### Dataset records
## Begin

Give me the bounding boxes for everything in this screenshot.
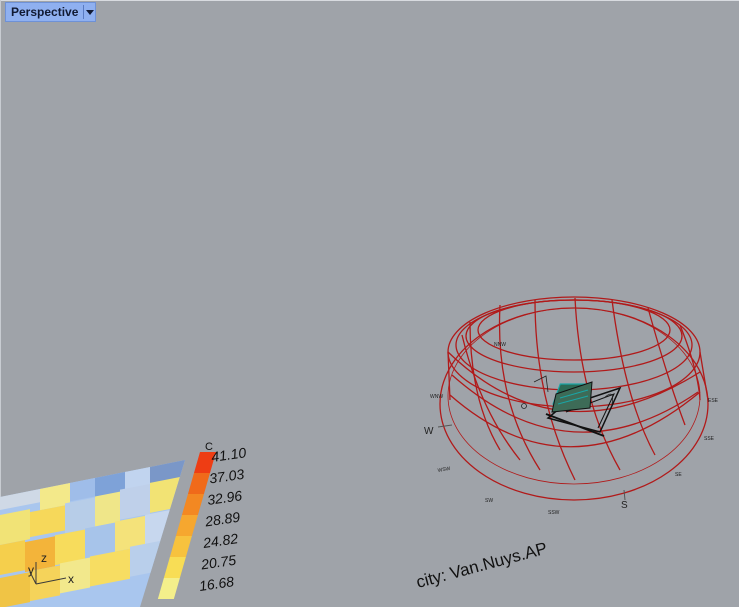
compass-label: SE [675,472,682,478]
axis-y-label: y [28,563,34,577]
legend-swatch [181,494,204,515]
legend-value: 41.10 [210,444,247,465]
legend-value: 20.75 [199,552,237,573]
viewport-tab[interactable]: Perspective [5,2,97,22]
legend-swatch [157,578,180,599]
compass-label: SW [485,498,493,504]
legend-value: 16.68 [198,573,235,594]
legend-swatch [175,515,198,536]
compass-s-label: S [621,500,628,511]
viewport-tab-label[interactable]: Perspective [6,3,83,21]
legend-swatch [187,473,210,494]
axis-x-label: x [68,572,74,586]
legend-value: 24.82 [201,530,239,551]
compass-label: SSE [704,436,715,442]
legend-swatch [163,557,186,578]
perspective-viewport[interactable]: y z x C 41.10 37.03 32.96 28.89 24.82 20… [0,0,739,607]
legend-value: 28.89 [203,509,241,530]
compass-label: NNW [494,342,506,348]
compass-label: WSW [437,466,451,474]
compass-label: SSW [548,510,560,516]
triangle-down-icon[interactable] [84,3,95,21]
viewport-scene[interactable]: y z x C 41.10 37.03 32.96 28.89 24.82 20… [0,0,739,607]
legend-value: 32.96 [206,487,243,508]
city-label: city: Van.Nuys.AP [414,539,549,592]
legend-value: 37.03 [208,466,245,487]
compass-label: WNW [430,394,443,400]
compass-label: ESE [708,398,719,404]
compass-w-label: W [424,426,434,437]
axis-z-label: z [41,551,47,565]
legend-swatch [169,536,192,557]
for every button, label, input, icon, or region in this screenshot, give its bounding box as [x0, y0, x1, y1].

## End

### To be done
Copy the lines of the records above verbatim, from the line containing "compass-label: SE [675,472,682,478]" through the line containing "viewport-tab-label[interactable]: Perspective [6,3,83,21]", with both of those lines included.

### Written reply
compass-label: SE [675,472,682,478]
axis-y-label: y [28,563,34,577]
legend-swatch [181,494,204,515]
legend-value: 41.10 [210,444,247,465]
legend-value: 20.75 [199,552,237,573]
viewport-tab[interactable]: Perspective [5,2,97,22]
legend-swatch [157,578,180,599]
compass-label: SW [485,498,493,504]
legend-value: 16.68 [198,573,235,594]
legend-swatch [175,515,198,536]
compass-s-label: S [621,500,628,511]
viewport-tab-label[interactable]: Perspective [6,3,83,21]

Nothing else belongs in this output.